(Stored dataset items)
========================================

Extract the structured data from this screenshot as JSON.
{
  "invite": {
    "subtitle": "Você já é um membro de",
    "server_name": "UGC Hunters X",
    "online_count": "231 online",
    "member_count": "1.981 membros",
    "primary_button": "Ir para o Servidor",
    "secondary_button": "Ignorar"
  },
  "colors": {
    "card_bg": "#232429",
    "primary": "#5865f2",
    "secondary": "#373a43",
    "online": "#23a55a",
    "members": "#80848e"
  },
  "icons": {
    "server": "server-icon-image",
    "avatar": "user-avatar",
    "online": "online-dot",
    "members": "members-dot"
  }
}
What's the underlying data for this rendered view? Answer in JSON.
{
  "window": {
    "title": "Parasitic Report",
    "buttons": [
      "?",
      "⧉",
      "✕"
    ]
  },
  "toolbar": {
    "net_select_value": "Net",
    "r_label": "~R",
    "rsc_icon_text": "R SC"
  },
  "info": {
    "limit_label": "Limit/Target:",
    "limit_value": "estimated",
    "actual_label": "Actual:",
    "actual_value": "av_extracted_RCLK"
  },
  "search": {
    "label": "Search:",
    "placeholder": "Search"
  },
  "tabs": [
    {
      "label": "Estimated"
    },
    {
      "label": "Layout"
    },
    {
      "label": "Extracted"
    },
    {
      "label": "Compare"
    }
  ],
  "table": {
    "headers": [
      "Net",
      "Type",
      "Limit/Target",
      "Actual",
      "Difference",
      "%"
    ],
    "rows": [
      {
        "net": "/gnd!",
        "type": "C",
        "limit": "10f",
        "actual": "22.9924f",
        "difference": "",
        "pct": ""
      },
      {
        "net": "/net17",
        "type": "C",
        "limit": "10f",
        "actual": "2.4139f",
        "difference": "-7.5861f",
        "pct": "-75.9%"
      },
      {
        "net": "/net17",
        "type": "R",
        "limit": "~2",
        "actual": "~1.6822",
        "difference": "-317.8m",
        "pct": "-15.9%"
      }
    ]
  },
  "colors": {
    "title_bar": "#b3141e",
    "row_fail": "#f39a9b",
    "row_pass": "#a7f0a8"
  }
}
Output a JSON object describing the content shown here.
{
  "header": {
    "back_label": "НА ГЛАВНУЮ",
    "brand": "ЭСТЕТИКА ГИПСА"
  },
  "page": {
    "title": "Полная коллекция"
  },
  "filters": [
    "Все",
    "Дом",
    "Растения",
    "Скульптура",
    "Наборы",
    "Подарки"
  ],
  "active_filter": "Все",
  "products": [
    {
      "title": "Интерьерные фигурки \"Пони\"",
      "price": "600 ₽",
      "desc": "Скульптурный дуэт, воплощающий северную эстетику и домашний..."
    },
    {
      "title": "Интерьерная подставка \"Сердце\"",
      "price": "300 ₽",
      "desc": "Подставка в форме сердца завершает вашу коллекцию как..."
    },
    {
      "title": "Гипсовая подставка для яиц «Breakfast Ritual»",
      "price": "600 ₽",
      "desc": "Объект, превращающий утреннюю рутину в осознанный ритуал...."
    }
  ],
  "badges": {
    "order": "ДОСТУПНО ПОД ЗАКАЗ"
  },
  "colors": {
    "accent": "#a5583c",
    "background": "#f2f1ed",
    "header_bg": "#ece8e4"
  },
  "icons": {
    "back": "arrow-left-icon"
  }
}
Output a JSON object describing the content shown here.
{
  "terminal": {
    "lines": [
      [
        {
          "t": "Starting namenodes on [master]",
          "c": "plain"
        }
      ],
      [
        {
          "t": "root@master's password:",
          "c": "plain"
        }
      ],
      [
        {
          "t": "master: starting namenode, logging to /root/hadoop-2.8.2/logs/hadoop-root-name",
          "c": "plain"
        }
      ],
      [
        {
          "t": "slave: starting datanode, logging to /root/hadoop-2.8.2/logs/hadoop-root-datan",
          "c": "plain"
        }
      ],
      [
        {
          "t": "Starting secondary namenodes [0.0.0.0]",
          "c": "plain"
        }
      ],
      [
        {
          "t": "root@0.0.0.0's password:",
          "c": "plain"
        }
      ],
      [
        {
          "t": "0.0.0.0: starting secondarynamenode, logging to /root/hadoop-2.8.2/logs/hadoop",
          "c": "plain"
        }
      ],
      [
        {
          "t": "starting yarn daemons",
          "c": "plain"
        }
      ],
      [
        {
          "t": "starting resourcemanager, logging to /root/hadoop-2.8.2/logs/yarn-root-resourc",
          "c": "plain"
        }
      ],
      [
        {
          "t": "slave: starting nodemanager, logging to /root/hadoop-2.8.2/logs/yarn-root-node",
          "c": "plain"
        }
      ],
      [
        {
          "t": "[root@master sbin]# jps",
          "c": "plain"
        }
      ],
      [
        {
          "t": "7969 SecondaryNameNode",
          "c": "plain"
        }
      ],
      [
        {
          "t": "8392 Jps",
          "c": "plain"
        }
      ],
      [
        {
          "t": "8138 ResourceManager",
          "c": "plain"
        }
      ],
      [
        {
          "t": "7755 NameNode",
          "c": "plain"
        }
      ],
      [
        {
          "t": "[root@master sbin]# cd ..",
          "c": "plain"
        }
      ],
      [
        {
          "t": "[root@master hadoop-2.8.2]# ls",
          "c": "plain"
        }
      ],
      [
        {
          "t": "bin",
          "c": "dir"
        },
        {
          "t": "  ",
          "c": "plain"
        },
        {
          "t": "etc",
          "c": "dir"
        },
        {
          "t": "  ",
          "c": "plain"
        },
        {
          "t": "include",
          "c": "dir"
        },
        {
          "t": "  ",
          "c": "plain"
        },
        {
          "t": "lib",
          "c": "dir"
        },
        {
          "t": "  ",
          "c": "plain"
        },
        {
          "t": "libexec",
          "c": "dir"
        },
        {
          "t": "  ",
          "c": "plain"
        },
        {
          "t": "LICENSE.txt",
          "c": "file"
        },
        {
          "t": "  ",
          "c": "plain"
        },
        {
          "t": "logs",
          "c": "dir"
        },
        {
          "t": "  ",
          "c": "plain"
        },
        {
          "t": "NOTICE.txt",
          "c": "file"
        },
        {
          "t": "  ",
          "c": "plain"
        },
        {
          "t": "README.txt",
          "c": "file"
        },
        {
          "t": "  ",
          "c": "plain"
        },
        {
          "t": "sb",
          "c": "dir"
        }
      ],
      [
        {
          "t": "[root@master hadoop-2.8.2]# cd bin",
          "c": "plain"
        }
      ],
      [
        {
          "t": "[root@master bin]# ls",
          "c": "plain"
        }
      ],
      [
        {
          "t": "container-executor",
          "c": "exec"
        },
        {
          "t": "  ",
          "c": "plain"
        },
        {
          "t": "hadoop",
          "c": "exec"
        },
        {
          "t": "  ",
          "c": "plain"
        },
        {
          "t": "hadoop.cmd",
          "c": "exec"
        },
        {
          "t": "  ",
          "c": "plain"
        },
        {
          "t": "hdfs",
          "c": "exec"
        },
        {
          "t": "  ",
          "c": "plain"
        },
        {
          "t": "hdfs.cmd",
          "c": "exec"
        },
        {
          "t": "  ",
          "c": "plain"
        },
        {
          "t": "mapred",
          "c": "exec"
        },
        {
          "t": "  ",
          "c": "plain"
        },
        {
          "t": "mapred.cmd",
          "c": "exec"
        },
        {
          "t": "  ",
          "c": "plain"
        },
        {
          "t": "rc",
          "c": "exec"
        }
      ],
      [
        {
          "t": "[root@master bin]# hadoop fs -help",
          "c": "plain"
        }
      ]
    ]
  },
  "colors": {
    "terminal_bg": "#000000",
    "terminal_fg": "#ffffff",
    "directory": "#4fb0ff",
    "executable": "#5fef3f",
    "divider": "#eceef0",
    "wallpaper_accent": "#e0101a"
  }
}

========================================

Task prompt: Return each line that includes "password".

Completed exercise:
          "t": "root@master's password:",
          "t": "root@0.0.0.0's password:",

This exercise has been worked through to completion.